▶ _REQUIRED WORK_: Please copy out the rows from the very first line through the line that contains "enable-rtl-label: i Enable", both ends included, reproducing each line word for word.

Dataset rows:
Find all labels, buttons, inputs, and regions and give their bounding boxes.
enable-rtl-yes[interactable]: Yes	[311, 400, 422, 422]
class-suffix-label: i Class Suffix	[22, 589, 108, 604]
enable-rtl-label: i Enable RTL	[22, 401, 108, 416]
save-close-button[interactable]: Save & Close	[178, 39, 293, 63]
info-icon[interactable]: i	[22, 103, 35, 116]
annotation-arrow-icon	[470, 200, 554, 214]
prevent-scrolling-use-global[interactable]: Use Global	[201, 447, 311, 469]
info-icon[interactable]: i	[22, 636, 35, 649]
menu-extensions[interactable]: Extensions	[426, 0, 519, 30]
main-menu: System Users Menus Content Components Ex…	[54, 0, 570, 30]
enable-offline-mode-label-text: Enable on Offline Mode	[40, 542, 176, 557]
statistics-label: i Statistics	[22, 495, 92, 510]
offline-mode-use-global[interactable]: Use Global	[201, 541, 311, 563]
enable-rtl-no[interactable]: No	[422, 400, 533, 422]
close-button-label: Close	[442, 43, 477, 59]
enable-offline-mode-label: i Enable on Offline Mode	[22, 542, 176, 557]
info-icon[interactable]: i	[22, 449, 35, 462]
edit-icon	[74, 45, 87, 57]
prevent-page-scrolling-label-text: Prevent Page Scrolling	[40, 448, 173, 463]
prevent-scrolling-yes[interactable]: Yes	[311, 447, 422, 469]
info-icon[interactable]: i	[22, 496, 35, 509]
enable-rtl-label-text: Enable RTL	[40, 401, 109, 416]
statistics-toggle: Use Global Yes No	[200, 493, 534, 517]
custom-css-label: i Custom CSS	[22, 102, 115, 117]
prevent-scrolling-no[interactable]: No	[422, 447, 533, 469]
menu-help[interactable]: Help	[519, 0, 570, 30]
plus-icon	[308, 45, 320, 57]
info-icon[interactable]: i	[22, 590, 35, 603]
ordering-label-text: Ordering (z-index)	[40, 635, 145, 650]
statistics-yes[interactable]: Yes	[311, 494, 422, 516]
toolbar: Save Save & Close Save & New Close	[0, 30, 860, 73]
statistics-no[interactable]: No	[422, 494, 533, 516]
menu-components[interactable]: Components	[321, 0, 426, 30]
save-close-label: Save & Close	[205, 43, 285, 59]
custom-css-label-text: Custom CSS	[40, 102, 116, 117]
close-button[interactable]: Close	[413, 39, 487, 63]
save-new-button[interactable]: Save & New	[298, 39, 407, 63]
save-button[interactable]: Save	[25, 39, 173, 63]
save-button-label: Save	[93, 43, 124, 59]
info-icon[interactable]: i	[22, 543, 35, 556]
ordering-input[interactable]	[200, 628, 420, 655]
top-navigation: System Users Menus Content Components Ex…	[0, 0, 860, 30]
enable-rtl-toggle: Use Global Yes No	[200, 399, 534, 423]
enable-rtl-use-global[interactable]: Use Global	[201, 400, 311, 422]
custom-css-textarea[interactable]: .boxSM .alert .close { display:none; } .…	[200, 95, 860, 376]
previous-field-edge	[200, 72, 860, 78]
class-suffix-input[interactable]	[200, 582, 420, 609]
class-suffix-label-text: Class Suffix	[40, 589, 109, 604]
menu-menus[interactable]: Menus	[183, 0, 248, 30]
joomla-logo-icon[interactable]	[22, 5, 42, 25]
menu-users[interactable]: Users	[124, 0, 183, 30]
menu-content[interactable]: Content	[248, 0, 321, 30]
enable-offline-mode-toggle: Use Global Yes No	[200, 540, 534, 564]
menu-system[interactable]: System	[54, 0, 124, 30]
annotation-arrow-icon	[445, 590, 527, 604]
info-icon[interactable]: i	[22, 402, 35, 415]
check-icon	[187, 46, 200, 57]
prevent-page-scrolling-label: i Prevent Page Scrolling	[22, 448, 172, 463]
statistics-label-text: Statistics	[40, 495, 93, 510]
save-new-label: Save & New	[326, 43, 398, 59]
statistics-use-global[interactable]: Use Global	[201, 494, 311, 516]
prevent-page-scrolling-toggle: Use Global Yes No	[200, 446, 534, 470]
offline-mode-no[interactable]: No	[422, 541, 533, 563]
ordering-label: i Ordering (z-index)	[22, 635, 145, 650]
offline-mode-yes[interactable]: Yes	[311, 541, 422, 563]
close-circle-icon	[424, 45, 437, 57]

▶ _EXERCISE SOLUTION_:
Find all labels, buttons, inputs, and regions and give their bounding boxes.
enable-rtl-yes[interactable]: Yes	[311, 400, 422, 422]
class-suffix-label: i Class Suffix	[22, 589, 108, 604]
enable-rtl-label: i Enable RTL	[22, 401, 108, 416]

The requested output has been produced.